• Task goal: Check each line below for the word "name", and copy those that have it.

--- begin Entries supplied ---

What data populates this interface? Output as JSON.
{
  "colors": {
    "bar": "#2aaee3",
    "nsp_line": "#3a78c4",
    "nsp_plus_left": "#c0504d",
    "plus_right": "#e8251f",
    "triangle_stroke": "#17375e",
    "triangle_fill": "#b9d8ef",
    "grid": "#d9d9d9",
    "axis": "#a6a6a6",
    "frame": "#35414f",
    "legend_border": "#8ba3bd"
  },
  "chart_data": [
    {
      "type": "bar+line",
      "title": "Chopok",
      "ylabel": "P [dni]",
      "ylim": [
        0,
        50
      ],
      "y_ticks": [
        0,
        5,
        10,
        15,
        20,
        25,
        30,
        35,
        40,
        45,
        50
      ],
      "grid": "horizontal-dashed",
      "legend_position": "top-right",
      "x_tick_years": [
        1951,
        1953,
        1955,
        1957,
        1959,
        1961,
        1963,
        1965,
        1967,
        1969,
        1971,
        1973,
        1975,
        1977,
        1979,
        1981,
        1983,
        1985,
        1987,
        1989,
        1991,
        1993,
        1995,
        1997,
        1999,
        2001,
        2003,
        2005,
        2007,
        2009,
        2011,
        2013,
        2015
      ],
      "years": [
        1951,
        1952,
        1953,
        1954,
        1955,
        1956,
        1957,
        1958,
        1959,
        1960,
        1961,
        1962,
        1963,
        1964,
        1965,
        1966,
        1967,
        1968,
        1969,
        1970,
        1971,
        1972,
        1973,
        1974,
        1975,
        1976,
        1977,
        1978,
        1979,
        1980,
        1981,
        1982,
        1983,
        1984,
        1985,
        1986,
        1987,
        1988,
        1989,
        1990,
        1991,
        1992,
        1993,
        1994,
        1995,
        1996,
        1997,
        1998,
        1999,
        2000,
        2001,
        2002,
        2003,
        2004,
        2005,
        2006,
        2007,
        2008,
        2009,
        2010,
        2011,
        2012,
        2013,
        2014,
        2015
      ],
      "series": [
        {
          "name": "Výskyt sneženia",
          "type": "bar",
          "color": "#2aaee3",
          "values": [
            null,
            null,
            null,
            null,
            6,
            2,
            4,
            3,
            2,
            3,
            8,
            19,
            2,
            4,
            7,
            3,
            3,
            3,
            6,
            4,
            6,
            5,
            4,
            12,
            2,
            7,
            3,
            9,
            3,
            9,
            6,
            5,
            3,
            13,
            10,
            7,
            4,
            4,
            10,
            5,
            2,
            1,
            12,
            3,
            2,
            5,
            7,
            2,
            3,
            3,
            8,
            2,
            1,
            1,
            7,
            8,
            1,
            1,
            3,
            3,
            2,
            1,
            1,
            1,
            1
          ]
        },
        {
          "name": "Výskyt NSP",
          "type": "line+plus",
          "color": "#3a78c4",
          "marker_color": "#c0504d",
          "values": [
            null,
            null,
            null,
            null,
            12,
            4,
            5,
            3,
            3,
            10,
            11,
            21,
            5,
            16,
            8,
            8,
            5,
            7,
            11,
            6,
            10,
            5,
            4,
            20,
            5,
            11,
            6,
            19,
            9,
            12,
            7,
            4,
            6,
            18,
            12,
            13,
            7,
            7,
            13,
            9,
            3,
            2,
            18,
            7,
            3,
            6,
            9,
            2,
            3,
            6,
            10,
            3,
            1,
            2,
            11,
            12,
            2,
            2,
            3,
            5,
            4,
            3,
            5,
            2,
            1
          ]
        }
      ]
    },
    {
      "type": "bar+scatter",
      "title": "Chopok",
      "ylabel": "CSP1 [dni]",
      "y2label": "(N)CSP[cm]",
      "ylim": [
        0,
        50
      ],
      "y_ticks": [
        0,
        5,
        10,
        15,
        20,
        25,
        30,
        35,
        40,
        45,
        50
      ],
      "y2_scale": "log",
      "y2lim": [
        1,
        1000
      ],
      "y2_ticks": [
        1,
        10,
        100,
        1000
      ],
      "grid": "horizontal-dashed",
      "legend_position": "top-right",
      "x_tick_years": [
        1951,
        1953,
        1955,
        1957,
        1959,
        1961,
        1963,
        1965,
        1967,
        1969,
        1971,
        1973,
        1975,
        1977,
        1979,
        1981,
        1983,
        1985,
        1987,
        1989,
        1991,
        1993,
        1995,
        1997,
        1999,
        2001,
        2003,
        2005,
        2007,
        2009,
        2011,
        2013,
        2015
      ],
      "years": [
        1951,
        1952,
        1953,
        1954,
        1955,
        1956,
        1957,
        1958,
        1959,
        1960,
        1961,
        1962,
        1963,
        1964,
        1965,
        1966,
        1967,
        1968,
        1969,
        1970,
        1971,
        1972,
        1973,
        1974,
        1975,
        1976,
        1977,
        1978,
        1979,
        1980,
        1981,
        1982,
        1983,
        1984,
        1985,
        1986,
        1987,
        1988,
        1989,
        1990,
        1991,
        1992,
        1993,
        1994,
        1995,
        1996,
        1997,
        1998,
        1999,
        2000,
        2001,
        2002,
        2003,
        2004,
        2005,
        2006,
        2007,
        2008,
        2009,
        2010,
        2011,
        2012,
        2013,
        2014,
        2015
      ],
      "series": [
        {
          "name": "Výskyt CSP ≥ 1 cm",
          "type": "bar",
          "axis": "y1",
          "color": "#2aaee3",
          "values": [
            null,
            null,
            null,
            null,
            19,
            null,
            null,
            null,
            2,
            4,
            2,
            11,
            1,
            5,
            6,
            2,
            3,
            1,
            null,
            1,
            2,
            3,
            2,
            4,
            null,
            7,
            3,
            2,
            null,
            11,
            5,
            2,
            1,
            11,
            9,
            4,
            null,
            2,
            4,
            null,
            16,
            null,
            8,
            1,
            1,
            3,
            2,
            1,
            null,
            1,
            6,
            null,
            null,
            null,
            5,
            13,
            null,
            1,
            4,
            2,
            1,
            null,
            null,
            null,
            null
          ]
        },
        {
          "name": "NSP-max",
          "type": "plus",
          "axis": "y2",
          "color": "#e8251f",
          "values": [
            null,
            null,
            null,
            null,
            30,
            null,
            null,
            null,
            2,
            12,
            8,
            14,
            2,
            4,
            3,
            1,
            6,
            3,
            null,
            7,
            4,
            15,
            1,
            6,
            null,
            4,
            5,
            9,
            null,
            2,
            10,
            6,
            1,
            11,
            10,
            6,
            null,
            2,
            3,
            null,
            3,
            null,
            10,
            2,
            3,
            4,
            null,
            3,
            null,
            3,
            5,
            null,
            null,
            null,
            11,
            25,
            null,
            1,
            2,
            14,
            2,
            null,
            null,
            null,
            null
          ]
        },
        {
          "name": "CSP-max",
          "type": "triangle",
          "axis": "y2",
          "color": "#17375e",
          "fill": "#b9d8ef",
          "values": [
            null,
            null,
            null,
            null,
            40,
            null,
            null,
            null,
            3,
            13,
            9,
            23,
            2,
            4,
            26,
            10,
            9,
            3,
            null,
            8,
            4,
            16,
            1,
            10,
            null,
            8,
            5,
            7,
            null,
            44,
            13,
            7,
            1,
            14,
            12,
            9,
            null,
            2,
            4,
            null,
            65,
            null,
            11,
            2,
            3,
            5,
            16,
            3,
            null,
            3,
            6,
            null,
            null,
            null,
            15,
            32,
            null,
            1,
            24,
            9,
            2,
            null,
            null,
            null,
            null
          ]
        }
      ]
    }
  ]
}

--- end Entries supplied ---
--- begin Entries supplied ---

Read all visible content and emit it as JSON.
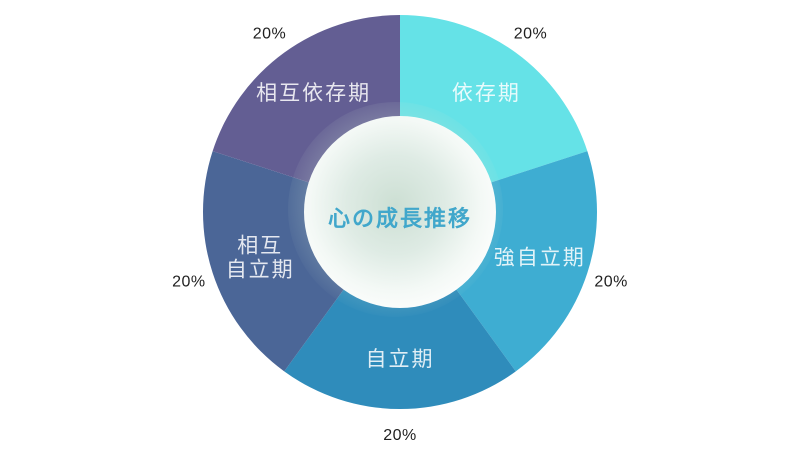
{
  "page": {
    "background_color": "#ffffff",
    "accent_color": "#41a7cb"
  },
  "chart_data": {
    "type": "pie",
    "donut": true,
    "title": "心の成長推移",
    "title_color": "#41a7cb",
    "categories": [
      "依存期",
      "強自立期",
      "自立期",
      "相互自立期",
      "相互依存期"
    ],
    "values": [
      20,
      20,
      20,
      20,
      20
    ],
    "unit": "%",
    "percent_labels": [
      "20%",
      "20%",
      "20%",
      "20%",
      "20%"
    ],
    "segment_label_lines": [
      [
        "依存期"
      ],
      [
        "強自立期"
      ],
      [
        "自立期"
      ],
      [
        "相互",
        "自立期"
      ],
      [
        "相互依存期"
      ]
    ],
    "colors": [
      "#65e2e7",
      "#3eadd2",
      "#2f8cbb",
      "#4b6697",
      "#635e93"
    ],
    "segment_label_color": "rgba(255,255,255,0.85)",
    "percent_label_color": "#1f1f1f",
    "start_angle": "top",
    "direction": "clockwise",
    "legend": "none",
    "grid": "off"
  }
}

--- end Entries supplied ---

• Problem solution:
          "name": "Výskyt sneženia",
          "name": "Výskyt NSP",
          "name": "Výskyt CSP ≥ 1 cm",
          "name": "NSP-max",
          "name": "CSP-max",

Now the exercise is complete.